→ Stated task
Compute how many lines in the entries below contain "relating", and output nothing but the number.

→ Input material
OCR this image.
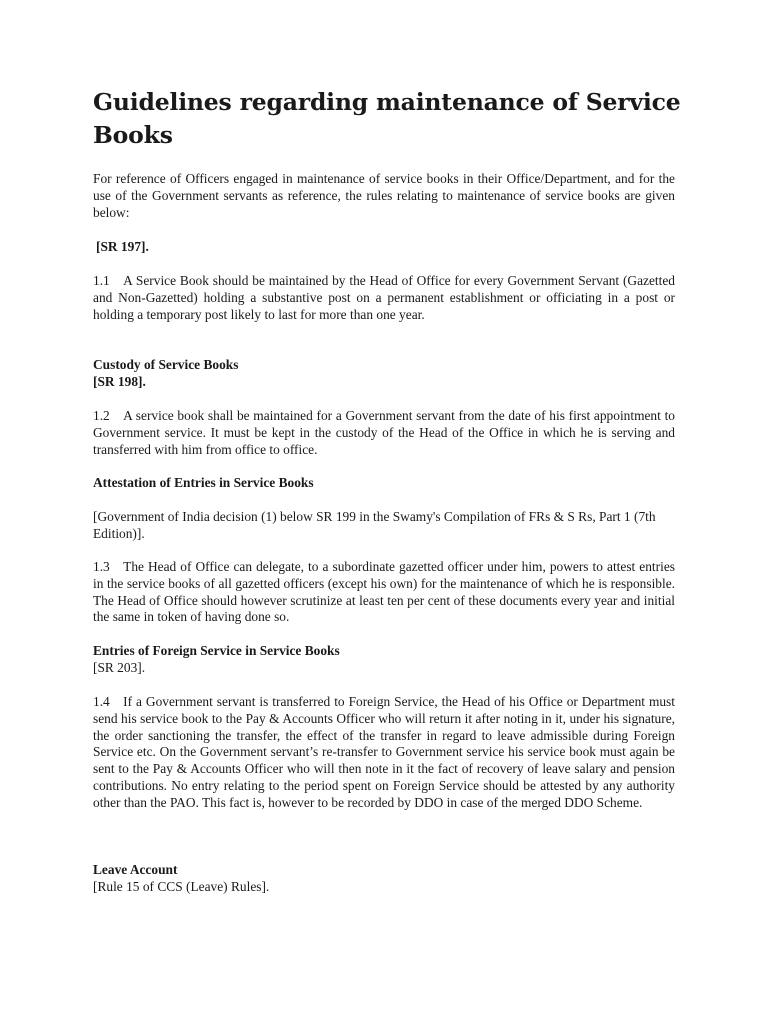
Guidelines regarding maintenance of Service Books

For reference of Officers engaged in maintenance of service books in their Office/Department, and for the use of the Government servants as reference, the rules relating to maintenance of service books are given below:

[SR 197].

1.1 A Service Book should be maintained by the Head of Office for every Government Servant (Gazetted and Non-Gazetted) holding a substantive post on a permanent establishment or officiating in a post or holding a temporary post likely to last for more than one year.

Custody of Service Books

[SR 198].

1.2 A service book shall be maintained for a Government servant from the date of his first appointment to Government service. It must be kept in the custody of the Head of the Office in which he is serving and transferred with him from office to office.

Attestation of Entries in Service Books

[Government of India decision (1) below SR 199 in the Swamy's Compilation of FRs & S Rs, Part 1 (7th Edition)].

1.3 The Head of Office can delegate, to a subordinate gazetted officer under him, powers to attest entries in the service books of all gazetted officers (except his own) for the maintenance of which he is responsible. The Head of Office should however scrutinize at least ten per cent of these documents every year and initial the same in token of having done so.

Entries of Foreign Service in Service Books

[SR 203].

1.4 If a Government servant is transferred to Foreign Service, the Head of his Office or Department must send his service book to the Pay & Accounts Officer who will return it after noting in it, under his signature, the order sanctioning the transfer, the effect of the transfer in regard to leave admissible during Foreign Service etc. On the Government servant’s re-transfer to Government service his service book must again be sent to the Pay & Accounts Officer who will then note in it the fact of recovery of leave salary and pension contributions. No entry relating to the period spent on Foreign Service should be attested by any authority other than the PAO. This fact is, however to be recorded by DDO in case of the merged DDO Scheme.

Leave Account

[Rule 15 of CCS (Leave) Rules].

→ Full output
2